Input data>
--- --- ---

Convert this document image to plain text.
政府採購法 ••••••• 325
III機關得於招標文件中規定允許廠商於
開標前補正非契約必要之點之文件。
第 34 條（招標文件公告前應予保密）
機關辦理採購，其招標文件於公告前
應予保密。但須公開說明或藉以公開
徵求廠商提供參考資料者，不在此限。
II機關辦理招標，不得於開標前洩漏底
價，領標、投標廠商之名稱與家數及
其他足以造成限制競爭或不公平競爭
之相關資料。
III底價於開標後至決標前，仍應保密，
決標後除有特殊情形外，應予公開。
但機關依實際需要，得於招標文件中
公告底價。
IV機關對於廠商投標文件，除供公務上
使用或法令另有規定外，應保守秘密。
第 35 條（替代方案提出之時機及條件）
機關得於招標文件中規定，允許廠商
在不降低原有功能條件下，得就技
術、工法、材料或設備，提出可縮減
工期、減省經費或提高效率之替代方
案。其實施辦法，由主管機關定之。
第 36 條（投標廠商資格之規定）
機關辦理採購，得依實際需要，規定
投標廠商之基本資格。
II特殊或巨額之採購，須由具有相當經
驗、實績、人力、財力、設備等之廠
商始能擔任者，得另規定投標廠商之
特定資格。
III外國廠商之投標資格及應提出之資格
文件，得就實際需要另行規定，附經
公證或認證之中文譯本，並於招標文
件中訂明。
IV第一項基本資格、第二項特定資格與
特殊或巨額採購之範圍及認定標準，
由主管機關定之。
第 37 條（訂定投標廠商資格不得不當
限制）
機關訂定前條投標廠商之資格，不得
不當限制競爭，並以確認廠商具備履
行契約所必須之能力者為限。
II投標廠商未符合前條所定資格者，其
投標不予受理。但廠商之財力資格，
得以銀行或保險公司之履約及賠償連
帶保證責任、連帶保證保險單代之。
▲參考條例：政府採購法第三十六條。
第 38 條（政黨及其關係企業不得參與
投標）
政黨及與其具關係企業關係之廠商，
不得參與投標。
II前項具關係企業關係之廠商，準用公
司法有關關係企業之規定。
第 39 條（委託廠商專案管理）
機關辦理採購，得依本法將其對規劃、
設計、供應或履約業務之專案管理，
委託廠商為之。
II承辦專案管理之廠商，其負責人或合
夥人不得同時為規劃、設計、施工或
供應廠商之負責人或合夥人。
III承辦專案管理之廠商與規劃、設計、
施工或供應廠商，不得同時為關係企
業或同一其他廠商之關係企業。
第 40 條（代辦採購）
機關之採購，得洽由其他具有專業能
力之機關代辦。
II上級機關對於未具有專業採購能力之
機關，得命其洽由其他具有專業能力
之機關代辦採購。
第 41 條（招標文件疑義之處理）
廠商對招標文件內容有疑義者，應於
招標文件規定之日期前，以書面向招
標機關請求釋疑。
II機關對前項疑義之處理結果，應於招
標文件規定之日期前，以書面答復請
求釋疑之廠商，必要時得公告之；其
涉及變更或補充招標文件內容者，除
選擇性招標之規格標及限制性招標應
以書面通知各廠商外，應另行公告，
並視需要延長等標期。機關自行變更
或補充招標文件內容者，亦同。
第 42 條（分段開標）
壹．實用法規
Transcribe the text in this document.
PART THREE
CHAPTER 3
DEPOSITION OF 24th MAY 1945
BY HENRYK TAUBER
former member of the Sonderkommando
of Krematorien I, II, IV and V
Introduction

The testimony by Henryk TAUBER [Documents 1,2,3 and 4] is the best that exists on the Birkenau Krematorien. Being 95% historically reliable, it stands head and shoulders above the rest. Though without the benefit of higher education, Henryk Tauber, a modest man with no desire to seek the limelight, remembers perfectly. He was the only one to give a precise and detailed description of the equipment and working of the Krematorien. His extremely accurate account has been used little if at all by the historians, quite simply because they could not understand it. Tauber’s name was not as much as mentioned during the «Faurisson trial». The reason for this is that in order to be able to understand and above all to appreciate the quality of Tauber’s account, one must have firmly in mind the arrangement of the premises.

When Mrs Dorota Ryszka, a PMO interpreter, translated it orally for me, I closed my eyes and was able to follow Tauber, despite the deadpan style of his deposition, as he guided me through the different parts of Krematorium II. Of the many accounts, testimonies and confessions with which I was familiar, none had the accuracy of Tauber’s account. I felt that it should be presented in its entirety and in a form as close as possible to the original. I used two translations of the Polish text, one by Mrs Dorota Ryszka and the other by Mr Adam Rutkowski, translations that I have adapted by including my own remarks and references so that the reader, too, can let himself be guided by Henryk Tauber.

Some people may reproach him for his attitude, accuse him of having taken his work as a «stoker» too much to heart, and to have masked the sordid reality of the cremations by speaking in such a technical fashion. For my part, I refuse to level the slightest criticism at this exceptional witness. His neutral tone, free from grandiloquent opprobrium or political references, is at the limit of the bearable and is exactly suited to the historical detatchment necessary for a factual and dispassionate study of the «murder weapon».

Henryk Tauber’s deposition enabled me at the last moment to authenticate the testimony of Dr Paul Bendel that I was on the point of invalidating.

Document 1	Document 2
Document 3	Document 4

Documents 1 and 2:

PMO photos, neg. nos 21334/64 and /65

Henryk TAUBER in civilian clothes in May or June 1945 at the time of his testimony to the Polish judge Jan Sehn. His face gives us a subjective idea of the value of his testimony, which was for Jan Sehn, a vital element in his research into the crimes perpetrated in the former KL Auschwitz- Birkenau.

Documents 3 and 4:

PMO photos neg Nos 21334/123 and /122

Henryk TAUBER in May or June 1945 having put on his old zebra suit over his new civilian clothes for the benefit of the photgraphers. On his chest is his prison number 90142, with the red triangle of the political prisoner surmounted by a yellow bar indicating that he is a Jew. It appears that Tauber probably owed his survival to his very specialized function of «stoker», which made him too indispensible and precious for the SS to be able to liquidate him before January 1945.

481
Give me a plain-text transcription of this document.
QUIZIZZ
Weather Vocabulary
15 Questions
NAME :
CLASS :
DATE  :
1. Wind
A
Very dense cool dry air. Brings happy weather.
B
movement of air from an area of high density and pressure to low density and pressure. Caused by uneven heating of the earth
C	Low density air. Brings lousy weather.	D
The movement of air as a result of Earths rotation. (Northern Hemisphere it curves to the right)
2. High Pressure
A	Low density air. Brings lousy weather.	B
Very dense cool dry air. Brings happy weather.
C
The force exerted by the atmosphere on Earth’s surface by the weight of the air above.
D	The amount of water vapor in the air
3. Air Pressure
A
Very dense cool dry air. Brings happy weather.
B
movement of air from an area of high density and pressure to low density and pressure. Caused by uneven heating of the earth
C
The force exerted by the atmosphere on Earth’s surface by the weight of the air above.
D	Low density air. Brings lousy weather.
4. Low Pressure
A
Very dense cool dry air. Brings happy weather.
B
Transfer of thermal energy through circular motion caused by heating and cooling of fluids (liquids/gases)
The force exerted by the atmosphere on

--- --- ---

Short task>
Transcribe every line of the data, exactly as it stands.

Finished answer>
Convert this document image to plain text.
政府採購法 ••••••• 325
III機關得於招標文件中規定允許廠商於
開標前補正非契約必要之點之文件。
第 34 條（招標文件公告前應予保密）
機關辦理採購，其招標文件於公告前
應予保密。但須公開說明或藉以公開
徵求廠商提供參考資料者，不在此限。
II機關辦理招標，不得於開標前洩漏底
價，領標、投標廠商之名稱與家數及
其他足以造成限制競爭或不公平競爭
之相關資料。
III底價於開標後至決標前，仍應保密，
決標後除有特殊情形外，應予公開。
但機關依實際需要，得於招標文件中
公告底價。
IV機關對於廠商投標文件，除供公務上
使用或法令另有規定外，應保守秘密。
第 35 條（替代方案提出之時機及條件）
機關得於招標文件中規定，允許廠商
在不降低原有功能條件下，得就技
術、工法、材料或設備，提出可縮減
工期、減省經費或提高效率之替代方
案。其實施辦法，由主管機關定之。
第 36 條（投標廠商資格之規定）
機關辦理採購，得依實際需要，規定
投標廠商之基本資格。
II特殊或巨額之採購，須由具有相當經
驗、實績、人力、財力、設備等之廠
商始能擔任者，得另規定投標廠商之
特定資格。
III外國廠商之投標資格及應提出之資格
文件，得就實際需要另行規定，附經
公證或認證之中文譯本，並於招標文
件中訂明。
IV第一項基本資格、第二項特定資格與
特殊或巨額採購之範圍及認定標準，
由主管機關定之。
第 37 條（訂定投標廠商資格不得不當
限制）
機關訂定前條投標廠商之資格，不得
不當限制競爭，並以確認廠商具備履
行契約所必須之能力者為限。
II投標廠商未符合前條所定資格者，其
投標不予受理。但廠商之財力資格，
得以銀行或保險公司之履約及賠償連
帶保證責任、連帶保證保險單代之。
▲參考條例：政府採購法第三十六條。
第 38 條（政黨及其關係企業不得參與
投標）
政黨及與其具關係企業關係之廠商，
不得參與投標。
II前項具關係企業關係之廠商，準用公
司法有關關係企業之規定。
第 39 條（委託廠商專案管理）
機關辦理採購，得依本法將其對規劃、
設計、供應或履約業務之專案管理，
委託廠商為之。
II承辦專案管理之廠商，其負責人或合
夥人不得同時為規劃、設計、施工或
供應廠商之負責人或合夥人。
III承辦專案管理之廠商與規劃、設計、
施工或供應廠商，不得同時為關係企
業或同一其他廠商之關係企業。
第 40 條（代辦採購）
機關之採購，得洽由其他具有專業能
力之機關代辦。
II上級機關對於未具有專業採購能力之
機關，得命其洽由其他具有專業能力
之機關代辦採購。
第 41 條（招標文件疑義之處理）
廠商對招標文件內容有疑義者，應於
招標文件規定之日期前，以書面向招
標機關請求釋疑。
II機關對前項疑義之處理結果，應於招
標文件規定之日期前，以書面答復請
求釋疑之廠商，必要時得公告之；其
涉及變更或補充招標文件內容者，除
選擇性招標之規格標及限制性招標應
以書面通知各廠商外，應另行公告，
並視需要延長等標期。機關自行變更
或補充招標文件內容者，亦同。
第 42 條（分段開標）
壹．實用法規
Transcribe the text in this document.
PART THREE
CHAPTER 3
DEPOSITION OF 24th MAY 1945
BY HENRYK TAUBER
former member of the Sonderkommando
of Krematorien I, II, IV and V
Introduction

The testimony by Henryk TAUBER [Documents 1,2,3 and 4] is the best that exists on the Birkenau Krematorien. Being 95% historically reliable, it stands head and shoulders above the rest. Though without the benefit of higher education, Henryk Tauber, a modest man with no desire to seek the limelight, remembers perfectly. He was the only one to give a precise and detailed description of the equipment and working of the Krematorien. His extremely accurate account has been used little if at all by the historians, quite simply because they could not understand it. Tauber’s name was not as much as mentioned during the «Faurisson trial». The reason for this is that in order to be able to understand and above all to appreciate the quality of Tauber’s account, one must have firmly in mind the arrangement of the premises.

When Mrs Dorota Ryszka, a PMO interpreter, translated it orally for me, I closed my eyes and was able to follow Tauber, despite the deadpan style of his deposition, as he guided me through the different parts of Krematorium II. Of the many accounts, testimonies and confessions with which I was familiar, none had the accuracy of Tauber’s account. I felt that it should be presented in its entirety and in a form as close as possible to the original. I used two translations of the Polish text, one by Mrs Dorota Ryszka and the other by Mr Adam Rutkowski, translations that I have adapted by including my own remarks and references so that the reader, too, can let himself be guided by Henryk Tauber.

Some people may reproach him for his attitude, accuse him of having taken his work as a «stoker» too much to heart, and to have masked the sordid reality of the cremations by speaking in such a technical fashion. For my part, I refuse to level the slightest criticism at this exceptional witness. His neutral tone, free from grandiloquent opprobrium or political references, is at the limit of the bearable and is exactly suited to the historical detatchment necessary for a factual and dispassionate study of the «murder weapon».

Henryk Tauber’s deposition enabled me at the last moment to authenticate the testimony of Dr Paul Bendel that I was on the point of invalidating.

Document 1	Document 2
Document 3	Document 4

Documents 1 and 2:

PMO photos, neg. nos 21334/64 and /65

Henryk TAUBER in civilian clothes in May or June 1945 at the time of his testimony to the Polish judge Jan Sehn. His face gives us a subjective idea of the value of his testimony, which was for Jan Sehn, a vital element in his research into the crimes perpetrated in the former KL Auschwitz- Birkenau.

Documents 3 and 4:

PMO photos neg Nos 21334/123 and /122

Henryk TAUBER in May or June 1945 having put on his old zebra suit over his new civilian clothes for the benefit of the photgraphers. On his chest is his prison number 90142, with the red triangle of the political prisoner surmounted by a yellow bar indicating that he is a Jew. It appears that Tauber probably owed his survival to his very specialized function of «stoker», which made him too indispensible and precious for the SS to be able to liquidate him before January 1945.

481
Give me a plain-text transcription of this document.
QUIZIZZ
Weather Vocabulary
15 Questions
NAME :
CLASS :
DATE  :
1. Wind
A
Very dense cool dry air. Brings happy weather.
B
movement of air from an area of high density and pressure to low density and pressure. Caused by uneven heating of the earth
C	Low density air. Brings lousy weather.	D
The movement of air as a result of Earths rotation. (Northern Hemisphere it curves to the right)
2. High Pressure
A	Low density air. Brings lousy weather.	B
Very dense cool dry air. Brings happy weather.
C
The force exerted by the atmosphere on Earth’s surface by the weight of the air above.
D	The amount of water vapor in the air
3. Air Pressure
A
Very dense cool dry air. Brings happy weather.
B
movement of air from an area of high density and pressure to low density and pressure. Caused by uneven heating of the earth
C
The force exerted by the atmosphere on Earth’s surface by the weight of the air above.
D	Low density air. Brings lousy weather.
4. Low Pressure
A
Very dense cool dry air. Brings happy weather.
B
Transfer of thermal energy through circular motion caused by heating and cooling of fluids (liquids/gases)
The force exerted by the atmosphere on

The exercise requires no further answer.